Count the lines of the records below that contain the string "axis", treating uppercase and lowercase as different, and reply with the number only.

▶ [Data supplied]:
##############################

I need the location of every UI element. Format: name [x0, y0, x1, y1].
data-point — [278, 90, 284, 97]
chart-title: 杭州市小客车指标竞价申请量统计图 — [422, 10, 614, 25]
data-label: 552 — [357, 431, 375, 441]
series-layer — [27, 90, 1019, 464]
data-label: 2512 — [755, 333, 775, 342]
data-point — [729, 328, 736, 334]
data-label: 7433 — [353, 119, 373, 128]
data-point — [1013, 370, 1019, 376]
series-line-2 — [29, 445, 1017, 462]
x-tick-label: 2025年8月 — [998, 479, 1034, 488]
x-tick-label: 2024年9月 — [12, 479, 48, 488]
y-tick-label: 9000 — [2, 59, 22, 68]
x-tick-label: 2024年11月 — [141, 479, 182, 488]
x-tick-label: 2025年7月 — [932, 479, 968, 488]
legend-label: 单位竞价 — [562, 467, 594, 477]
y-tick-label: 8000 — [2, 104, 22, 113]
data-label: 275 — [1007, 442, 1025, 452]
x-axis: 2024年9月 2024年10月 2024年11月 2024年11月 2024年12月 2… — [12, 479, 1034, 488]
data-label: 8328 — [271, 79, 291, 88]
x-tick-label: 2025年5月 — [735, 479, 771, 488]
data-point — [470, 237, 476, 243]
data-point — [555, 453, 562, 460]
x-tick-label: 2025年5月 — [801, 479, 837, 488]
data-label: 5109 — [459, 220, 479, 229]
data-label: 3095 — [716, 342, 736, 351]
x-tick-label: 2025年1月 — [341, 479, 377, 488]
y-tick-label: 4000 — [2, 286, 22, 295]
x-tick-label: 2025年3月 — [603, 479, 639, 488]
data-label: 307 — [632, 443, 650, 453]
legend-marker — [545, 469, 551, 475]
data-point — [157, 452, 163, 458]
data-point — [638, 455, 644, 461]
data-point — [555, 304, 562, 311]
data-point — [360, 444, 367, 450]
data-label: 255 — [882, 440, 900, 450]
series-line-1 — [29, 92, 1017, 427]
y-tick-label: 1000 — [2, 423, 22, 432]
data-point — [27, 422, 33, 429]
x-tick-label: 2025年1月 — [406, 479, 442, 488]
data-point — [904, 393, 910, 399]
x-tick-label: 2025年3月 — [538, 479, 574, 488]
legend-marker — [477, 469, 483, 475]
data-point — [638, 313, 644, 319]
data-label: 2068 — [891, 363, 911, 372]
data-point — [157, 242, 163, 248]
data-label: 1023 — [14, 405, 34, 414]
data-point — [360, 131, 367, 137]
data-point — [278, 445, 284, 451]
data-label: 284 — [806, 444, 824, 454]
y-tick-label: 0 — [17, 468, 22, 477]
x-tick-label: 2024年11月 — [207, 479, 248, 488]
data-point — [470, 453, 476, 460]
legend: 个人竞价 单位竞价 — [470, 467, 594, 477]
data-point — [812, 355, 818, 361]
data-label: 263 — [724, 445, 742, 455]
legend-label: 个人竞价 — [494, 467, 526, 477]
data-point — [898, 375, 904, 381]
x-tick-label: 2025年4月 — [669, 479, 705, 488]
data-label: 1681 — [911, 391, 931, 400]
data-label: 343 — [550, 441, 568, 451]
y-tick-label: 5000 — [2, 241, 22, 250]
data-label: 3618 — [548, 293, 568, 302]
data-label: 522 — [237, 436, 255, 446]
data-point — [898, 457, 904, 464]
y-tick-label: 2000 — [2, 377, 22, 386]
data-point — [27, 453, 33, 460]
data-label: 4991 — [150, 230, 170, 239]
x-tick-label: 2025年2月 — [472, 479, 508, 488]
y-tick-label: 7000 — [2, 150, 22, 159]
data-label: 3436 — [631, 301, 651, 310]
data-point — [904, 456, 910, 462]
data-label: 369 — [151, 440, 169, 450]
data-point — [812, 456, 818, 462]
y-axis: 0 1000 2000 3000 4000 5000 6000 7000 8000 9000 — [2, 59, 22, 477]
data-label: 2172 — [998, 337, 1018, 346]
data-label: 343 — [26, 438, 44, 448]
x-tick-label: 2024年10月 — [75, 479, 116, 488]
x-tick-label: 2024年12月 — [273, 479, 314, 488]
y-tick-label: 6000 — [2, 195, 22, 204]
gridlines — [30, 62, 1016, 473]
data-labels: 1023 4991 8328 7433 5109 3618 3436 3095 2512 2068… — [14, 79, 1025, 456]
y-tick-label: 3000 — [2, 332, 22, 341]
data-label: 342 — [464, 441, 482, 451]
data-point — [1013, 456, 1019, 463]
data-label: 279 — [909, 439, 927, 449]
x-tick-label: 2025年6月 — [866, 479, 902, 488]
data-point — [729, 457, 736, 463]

##############################

▶ [Reply]:
2